>> BEGIN EXTRACTED RECORDS

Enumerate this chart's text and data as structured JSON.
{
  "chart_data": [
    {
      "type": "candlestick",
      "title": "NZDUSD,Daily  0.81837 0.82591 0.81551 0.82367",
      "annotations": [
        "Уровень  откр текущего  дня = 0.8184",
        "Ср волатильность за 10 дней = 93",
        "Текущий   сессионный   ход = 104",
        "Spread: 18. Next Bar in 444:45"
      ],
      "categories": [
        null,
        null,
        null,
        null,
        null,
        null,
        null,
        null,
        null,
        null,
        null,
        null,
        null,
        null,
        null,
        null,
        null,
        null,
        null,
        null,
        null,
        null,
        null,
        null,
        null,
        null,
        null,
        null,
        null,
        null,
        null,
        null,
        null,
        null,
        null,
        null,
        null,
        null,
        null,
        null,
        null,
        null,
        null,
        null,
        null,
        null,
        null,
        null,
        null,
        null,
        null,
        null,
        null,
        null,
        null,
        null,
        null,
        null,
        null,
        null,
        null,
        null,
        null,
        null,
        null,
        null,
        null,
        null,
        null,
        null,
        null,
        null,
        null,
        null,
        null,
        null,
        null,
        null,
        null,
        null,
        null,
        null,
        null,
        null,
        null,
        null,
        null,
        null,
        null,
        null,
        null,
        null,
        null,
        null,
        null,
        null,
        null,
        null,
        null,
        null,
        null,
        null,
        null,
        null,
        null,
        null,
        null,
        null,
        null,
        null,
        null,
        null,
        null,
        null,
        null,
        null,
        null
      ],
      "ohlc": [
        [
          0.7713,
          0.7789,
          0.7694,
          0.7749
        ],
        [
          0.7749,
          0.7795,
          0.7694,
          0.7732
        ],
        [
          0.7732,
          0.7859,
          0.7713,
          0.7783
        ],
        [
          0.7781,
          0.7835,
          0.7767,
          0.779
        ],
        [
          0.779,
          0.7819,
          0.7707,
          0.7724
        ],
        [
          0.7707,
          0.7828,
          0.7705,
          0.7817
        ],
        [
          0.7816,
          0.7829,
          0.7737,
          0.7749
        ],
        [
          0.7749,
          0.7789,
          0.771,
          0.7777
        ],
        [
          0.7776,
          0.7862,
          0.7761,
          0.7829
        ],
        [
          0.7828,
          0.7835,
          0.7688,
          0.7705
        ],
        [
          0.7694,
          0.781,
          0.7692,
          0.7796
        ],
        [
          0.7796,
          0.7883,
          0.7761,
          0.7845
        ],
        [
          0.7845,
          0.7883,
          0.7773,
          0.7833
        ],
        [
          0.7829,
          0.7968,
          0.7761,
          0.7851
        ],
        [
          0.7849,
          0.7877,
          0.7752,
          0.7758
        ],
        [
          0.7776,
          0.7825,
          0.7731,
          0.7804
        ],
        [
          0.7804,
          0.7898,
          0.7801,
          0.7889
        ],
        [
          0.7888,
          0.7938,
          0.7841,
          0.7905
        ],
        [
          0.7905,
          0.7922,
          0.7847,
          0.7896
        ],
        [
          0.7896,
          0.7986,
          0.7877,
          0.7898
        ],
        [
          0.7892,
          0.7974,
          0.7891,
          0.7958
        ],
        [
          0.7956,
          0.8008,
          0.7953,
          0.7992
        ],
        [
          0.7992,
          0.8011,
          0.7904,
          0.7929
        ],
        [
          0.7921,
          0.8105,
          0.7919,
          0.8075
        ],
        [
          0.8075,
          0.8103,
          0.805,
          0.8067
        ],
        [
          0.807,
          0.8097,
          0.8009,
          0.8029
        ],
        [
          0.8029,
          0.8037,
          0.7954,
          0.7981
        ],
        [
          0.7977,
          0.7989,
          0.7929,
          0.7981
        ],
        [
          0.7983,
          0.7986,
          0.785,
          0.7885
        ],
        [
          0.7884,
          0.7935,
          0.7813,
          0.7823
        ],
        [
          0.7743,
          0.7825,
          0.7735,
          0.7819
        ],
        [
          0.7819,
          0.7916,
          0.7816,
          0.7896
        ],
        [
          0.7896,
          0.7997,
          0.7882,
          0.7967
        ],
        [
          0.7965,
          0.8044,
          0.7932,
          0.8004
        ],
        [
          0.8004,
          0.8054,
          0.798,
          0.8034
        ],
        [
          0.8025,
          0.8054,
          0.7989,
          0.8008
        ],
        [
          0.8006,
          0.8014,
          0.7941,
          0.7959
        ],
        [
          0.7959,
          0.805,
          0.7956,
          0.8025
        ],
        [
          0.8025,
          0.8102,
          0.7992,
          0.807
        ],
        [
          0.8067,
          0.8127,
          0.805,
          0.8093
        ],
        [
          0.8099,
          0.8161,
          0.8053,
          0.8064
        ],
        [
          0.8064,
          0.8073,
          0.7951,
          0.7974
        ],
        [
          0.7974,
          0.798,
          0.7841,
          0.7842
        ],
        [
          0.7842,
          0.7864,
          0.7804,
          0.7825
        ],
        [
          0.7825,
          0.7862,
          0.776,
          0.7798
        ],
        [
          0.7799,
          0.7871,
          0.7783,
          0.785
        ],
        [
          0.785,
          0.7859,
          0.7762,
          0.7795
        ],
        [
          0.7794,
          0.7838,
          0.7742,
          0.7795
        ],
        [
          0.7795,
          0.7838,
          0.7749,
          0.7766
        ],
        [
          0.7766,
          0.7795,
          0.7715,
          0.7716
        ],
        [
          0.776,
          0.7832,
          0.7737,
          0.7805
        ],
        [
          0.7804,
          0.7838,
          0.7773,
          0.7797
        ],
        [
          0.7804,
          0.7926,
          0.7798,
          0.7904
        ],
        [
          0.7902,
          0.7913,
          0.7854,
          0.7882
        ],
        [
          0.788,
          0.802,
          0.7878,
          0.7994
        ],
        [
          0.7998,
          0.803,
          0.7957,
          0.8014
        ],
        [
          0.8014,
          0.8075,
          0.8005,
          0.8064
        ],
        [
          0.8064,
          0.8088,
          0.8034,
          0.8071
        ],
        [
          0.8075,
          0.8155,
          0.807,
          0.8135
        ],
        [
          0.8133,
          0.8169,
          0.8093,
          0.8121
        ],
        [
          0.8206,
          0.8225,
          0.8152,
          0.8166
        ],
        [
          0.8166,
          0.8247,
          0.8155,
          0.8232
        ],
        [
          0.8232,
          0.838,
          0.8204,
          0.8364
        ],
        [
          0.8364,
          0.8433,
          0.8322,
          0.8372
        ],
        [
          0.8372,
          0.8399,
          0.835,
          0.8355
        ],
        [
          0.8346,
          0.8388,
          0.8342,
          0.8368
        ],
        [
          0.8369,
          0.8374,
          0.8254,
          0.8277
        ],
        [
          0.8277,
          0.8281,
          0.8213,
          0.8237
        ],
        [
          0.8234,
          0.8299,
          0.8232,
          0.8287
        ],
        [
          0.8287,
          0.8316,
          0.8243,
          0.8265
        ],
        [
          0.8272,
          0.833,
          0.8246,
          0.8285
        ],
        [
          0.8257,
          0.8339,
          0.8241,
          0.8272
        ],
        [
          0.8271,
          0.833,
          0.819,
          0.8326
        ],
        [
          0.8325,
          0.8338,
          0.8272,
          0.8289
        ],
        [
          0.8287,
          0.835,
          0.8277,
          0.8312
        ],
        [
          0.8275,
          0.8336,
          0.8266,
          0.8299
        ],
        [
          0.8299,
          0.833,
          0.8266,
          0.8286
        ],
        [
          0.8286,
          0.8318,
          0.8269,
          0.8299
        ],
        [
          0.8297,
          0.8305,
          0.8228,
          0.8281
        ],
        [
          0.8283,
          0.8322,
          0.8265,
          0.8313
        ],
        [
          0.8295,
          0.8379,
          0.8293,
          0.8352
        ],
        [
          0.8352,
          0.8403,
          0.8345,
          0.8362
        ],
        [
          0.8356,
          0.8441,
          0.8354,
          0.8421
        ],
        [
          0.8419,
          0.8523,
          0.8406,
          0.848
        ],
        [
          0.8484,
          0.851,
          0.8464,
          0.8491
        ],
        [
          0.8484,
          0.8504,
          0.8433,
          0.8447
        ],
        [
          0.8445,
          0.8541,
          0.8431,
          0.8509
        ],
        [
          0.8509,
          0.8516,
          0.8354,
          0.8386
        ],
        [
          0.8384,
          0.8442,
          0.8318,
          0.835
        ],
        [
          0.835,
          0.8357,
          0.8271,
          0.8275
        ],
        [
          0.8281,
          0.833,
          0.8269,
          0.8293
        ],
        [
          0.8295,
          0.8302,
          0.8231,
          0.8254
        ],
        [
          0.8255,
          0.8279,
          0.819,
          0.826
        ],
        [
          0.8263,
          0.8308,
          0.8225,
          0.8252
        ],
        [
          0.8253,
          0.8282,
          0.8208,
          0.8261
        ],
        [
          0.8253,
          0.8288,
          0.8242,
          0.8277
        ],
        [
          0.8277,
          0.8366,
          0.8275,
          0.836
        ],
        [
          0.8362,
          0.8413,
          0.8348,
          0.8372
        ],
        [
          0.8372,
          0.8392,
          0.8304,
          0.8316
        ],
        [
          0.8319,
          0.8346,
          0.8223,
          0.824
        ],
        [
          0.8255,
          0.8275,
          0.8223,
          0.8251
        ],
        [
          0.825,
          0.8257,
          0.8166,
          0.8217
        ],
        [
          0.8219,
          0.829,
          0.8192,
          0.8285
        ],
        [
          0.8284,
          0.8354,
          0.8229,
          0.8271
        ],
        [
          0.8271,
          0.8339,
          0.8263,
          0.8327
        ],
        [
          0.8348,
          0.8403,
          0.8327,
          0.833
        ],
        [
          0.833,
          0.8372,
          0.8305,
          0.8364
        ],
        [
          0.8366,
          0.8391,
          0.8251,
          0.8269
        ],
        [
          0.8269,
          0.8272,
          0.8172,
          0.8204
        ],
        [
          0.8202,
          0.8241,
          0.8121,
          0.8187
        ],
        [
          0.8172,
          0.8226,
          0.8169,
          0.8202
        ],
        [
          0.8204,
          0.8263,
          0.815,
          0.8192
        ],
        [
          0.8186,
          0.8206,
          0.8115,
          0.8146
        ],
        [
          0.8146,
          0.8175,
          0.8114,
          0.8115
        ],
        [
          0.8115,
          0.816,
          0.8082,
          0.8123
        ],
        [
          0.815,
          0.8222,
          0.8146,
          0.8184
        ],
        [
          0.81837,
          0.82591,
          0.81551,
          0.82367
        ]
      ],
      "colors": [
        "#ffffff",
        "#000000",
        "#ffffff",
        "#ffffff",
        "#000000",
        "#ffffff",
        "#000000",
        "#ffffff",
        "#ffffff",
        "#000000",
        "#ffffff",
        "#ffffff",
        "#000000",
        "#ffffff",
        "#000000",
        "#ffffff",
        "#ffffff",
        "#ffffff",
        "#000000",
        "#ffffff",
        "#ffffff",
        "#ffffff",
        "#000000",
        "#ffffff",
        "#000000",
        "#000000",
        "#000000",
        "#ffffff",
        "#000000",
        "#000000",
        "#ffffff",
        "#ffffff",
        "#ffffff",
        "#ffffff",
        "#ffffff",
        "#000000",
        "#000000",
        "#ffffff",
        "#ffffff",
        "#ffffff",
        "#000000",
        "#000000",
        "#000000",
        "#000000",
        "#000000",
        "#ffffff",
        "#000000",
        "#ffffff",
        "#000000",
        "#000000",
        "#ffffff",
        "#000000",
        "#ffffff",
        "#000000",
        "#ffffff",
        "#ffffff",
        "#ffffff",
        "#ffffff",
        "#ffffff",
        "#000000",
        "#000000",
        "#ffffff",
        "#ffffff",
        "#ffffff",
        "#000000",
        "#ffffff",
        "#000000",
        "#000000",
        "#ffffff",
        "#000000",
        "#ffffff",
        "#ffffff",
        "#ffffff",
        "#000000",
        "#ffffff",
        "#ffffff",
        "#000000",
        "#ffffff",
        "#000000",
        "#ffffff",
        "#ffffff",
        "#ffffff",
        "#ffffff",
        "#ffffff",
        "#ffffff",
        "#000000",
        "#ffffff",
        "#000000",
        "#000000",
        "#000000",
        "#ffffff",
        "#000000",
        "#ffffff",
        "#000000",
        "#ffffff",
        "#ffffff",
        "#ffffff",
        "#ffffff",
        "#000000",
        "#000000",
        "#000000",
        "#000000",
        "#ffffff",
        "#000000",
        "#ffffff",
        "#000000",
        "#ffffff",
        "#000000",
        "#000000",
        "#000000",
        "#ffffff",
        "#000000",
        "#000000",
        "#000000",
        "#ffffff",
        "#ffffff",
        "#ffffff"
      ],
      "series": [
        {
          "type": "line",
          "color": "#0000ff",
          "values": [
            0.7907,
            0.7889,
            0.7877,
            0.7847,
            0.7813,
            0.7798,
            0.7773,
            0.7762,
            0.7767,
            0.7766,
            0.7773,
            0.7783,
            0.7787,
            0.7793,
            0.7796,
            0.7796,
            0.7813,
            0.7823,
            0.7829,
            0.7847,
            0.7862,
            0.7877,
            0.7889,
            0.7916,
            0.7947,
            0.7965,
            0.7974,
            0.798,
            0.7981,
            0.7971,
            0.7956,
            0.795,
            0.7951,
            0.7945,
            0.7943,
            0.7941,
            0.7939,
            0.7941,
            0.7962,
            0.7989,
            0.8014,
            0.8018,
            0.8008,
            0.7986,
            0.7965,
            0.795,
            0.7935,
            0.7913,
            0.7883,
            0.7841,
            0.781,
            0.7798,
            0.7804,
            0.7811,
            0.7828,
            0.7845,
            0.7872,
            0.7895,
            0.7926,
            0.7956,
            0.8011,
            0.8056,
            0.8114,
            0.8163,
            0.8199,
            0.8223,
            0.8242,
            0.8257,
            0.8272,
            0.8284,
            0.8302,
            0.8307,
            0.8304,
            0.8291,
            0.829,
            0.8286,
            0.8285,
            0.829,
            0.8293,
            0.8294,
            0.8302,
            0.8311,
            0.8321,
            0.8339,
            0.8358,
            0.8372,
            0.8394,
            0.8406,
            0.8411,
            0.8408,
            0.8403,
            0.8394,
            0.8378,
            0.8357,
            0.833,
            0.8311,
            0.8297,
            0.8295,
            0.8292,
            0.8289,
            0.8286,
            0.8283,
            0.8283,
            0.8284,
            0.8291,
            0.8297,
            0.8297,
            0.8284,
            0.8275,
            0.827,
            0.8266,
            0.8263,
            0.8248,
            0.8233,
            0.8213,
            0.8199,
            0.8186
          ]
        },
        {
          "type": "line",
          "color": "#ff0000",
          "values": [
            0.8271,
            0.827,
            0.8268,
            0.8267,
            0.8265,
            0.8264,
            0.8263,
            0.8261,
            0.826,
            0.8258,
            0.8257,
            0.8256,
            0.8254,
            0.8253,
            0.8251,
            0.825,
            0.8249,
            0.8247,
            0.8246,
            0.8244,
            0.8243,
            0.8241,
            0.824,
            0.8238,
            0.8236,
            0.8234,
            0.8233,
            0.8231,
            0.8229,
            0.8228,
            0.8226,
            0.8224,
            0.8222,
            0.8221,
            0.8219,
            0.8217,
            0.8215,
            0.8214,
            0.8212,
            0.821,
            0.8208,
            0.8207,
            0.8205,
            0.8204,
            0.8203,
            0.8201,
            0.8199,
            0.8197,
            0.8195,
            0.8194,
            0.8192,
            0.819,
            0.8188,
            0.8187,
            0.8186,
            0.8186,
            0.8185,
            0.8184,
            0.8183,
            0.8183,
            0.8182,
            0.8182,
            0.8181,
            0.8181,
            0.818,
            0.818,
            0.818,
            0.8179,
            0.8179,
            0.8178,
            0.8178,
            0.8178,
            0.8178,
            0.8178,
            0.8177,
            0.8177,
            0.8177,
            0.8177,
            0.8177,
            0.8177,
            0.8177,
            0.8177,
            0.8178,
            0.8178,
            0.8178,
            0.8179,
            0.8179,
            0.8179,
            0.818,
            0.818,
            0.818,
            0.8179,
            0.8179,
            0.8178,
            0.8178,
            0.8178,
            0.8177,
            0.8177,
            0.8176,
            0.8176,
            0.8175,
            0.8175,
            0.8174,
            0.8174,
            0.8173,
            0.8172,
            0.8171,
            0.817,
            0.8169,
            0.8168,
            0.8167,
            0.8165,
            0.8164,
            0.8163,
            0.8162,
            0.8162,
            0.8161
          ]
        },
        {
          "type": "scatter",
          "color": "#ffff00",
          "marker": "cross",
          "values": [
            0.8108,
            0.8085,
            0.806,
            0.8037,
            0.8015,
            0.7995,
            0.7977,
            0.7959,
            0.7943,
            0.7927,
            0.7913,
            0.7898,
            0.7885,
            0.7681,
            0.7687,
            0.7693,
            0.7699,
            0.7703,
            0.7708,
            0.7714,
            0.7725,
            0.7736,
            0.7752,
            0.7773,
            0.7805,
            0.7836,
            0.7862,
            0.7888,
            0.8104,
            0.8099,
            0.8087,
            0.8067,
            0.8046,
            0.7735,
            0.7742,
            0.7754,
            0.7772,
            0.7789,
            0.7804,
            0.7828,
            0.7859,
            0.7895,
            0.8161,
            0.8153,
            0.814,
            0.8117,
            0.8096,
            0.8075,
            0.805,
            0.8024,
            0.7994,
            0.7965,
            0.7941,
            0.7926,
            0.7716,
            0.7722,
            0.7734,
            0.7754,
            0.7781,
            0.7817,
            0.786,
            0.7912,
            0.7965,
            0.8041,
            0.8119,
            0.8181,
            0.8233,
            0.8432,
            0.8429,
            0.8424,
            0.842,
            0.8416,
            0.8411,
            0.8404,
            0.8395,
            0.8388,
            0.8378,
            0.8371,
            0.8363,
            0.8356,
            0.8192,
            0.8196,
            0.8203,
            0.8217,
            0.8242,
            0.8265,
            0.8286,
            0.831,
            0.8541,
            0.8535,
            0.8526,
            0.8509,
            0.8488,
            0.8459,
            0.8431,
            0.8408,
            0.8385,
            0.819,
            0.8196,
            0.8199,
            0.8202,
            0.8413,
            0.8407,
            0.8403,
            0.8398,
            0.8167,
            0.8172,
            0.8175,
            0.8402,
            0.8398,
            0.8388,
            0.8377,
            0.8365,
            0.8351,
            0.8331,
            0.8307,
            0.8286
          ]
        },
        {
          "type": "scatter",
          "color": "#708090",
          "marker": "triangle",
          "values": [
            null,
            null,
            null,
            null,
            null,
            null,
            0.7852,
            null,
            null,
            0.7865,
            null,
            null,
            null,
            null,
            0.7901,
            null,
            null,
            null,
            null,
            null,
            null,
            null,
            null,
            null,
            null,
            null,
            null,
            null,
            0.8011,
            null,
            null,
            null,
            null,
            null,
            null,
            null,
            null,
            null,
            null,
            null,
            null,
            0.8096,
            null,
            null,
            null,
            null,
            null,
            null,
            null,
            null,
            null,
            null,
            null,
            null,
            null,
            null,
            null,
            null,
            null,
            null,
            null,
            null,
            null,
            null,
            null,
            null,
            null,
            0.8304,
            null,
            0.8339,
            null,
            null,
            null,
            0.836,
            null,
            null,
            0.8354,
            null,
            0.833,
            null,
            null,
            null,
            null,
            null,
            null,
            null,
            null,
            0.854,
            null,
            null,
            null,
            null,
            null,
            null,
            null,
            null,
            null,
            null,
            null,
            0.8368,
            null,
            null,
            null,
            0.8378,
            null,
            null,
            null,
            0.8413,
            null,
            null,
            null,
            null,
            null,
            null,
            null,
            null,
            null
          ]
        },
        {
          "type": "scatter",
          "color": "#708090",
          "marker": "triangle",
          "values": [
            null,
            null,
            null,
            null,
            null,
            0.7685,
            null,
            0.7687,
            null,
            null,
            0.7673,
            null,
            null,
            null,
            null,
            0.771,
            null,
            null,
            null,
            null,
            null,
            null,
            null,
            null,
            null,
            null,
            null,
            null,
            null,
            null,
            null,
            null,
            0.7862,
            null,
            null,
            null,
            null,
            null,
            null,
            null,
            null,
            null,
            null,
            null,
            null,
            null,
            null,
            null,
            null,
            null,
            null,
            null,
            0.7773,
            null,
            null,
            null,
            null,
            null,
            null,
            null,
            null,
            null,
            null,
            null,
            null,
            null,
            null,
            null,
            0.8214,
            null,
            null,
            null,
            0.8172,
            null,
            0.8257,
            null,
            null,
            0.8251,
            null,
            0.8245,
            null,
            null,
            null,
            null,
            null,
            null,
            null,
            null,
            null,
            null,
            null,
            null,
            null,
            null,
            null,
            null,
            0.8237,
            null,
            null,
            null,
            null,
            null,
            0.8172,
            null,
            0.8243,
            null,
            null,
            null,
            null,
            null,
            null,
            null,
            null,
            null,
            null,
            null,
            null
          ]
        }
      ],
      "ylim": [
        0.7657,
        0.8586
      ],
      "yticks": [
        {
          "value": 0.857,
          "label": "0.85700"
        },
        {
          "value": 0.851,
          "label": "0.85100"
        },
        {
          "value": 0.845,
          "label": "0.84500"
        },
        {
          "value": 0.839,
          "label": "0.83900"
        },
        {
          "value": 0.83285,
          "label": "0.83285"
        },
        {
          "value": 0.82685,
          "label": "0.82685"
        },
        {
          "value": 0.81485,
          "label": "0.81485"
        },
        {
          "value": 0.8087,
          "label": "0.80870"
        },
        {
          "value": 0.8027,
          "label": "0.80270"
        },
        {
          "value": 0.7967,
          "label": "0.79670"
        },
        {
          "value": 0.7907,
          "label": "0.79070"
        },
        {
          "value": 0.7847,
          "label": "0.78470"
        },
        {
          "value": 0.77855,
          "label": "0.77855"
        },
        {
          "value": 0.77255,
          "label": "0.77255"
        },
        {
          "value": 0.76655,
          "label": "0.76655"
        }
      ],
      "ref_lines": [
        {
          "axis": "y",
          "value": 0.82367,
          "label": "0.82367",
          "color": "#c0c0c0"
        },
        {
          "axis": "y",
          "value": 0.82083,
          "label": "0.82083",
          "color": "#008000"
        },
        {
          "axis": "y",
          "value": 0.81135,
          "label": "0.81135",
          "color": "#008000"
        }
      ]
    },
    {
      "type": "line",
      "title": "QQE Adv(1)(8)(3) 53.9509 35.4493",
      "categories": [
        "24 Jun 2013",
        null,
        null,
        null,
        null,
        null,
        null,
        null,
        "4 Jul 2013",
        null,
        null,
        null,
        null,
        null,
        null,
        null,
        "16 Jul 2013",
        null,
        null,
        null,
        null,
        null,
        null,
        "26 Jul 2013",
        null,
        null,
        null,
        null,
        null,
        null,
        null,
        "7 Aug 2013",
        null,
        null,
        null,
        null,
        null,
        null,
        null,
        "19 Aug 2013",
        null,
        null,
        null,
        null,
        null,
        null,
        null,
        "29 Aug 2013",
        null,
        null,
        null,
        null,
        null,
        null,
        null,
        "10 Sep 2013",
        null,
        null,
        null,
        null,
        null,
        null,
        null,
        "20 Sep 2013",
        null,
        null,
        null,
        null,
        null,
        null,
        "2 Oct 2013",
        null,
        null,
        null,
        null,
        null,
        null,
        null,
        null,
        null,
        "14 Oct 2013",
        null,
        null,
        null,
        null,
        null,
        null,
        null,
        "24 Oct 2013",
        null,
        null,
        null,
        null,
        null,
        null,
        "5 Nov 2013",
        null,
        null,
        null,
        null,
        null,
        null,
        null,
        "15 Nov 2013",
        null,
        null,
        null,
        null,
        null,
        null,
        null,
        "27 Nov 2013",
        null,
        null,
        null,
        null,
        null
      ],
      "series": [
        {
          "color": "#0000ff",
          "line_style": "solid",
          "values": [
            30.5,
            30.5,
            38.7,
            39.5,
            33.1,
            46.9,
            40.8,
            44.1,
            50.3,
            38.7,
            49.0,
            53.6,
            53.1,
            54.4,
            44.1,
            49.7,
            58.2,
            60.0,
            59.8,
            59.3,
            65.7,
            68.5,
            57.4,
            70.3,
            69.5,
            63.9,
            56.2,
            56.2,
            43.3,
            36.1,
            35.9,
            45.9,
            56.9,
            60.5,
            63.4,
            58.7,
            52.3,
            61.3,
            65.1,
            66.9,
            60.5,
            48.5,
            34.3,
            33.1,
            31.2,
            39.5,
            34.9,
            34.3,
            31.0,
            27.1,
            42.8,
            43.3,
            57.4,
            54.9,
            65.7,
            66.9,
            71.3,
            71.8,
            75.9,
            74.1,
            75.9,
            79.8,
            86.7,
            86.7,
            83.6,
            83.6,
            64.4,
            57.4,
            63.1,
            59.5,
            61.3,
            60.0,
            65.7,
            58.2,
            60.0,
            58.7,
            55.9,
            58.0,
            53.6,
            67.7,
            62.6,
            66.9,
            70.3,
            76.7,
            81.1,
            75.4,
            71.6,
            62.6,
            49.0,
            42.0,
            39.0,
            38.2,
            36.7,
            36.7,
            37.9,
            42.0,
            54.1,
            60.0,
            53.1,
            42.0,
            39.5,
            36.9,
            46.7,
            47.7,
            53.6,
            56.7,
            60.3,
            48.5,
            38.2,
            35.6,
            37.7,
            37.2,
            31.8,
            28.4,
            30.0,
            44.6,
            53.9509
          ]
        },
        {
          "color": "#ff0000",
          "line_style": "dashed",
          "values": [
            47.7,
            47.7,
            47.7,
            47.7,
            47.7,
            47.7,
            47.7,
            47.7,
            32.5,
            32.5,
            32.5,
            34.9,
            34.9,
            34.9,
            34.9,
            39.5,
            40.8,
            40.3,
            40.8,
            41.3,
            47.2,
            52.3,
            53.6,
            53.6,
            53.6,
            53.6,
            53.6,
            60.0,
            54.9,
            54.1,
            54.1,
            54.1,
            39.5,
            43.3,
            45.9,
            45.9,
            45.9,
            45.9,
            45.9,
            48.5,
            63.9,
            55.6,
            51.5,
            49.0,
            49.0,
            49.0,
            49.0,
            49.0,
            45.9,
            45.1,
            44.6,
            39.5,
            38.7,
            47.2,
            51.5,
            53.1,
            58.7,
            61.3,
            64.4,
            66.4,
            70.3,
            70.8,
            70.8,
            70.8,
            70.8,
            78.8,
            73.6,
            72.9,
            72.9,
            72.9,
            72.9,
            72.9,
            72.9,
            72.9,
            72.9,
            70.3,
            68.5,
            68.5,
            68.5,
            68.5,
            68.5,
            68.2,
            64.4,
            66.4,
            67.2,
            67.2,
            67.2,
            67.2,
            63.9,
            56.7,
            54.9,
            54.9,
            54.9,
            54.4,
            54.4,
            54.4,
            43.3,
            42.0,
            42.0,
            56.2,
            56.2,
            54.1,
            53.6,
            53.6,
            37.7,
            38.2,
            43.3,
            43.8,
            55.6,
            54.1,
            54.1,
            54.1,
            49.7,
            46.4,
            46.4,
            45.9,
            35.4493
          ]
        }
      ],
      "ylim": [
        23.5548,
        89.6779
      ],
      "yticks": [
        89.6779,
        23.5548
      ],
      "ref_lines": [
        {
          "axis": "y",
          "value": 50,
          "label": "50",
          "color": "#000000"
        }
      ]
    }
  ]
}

>> END EXTRACTED RECORDS

**REQUIREMENTS:**
Pick out every line above that contains the word "title" and copy it.

**TASK SOLUTION:**
      "title": "NZDUSD,Daily  0.81837 0.82591 0.81551 0.82367",
      "title": "QQE Adv(1)(8)(3) 53.9509 35.4493",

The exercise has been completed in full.